> **Required work**
Give the listing again character for character, but drop the images.

*-*-*

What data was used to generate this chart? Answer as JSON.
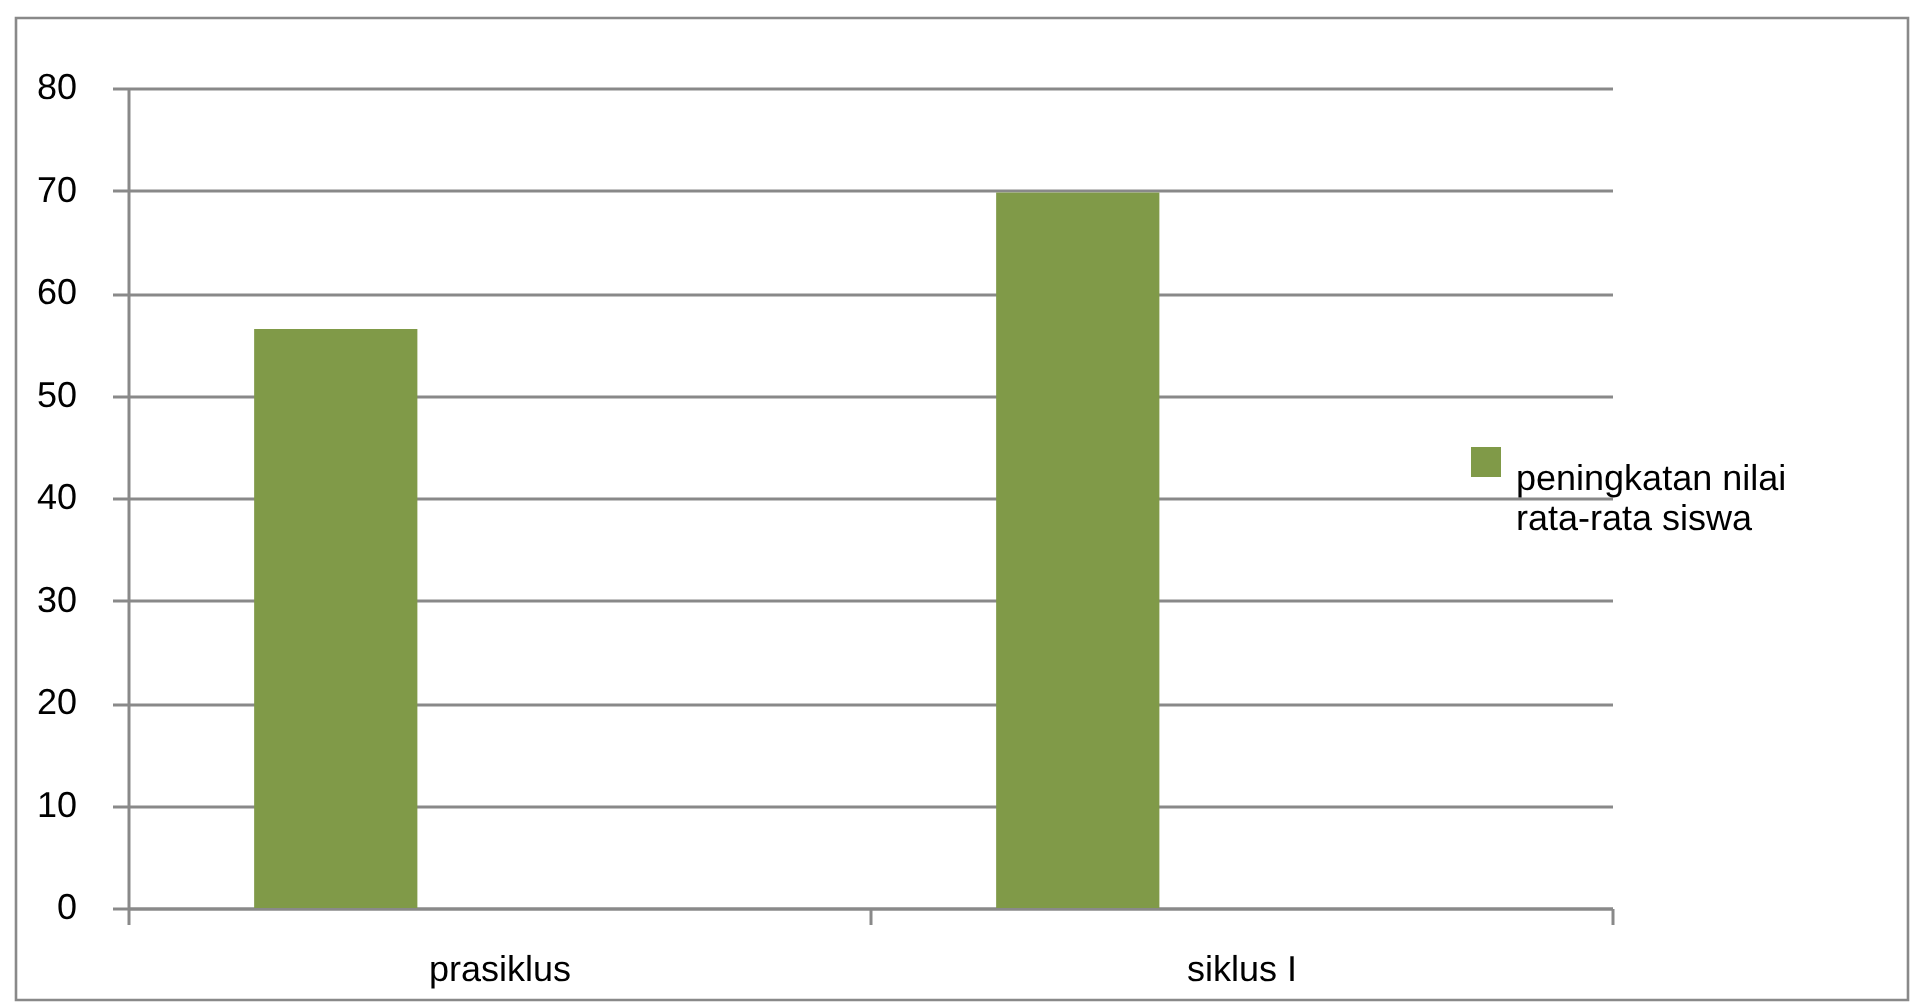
{
  "chart_data": {
    "type": "bar",
    "categories": [
      "prasiklus",
      "siklus I"
    ],
    "series": [
      {
        "name": "peningkatan nilai rata-rata siswa",
        "color": "#809a48",
        "values": [
          56.5,
          69.8
        ]
      }
    ],
    "ylim": [
      0,
      80
    ],
    "yticks": [
      0,
      10,
      20,
      30,
      40,
      50,
      60,
      70,
      80
    ],
    "grid": "y",
    "legend": "right"
  }
}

*-*-*

> **Exercise output**
What data was used to generate this chart? Answer as JSON.
{
  "chart_data": {
    "type": "bar",
    "categories": [
      "prasiklus",
      "siklus I"
    ],
    "series": [
      {
        "name": "peningkatan nilai rata-rata siswa",
        "color": "#809a48",
        "values": [
          56.5,
          69.8
        ]
      }
    ],
    "ylim": [
      0,
      80
    ],
    "yticks": [
      0,
      10,
      20,
      30,
      40,
      50,
      60,
      70,
      80
    ],
    "grid": "y",
    "legend": "right"
  }
}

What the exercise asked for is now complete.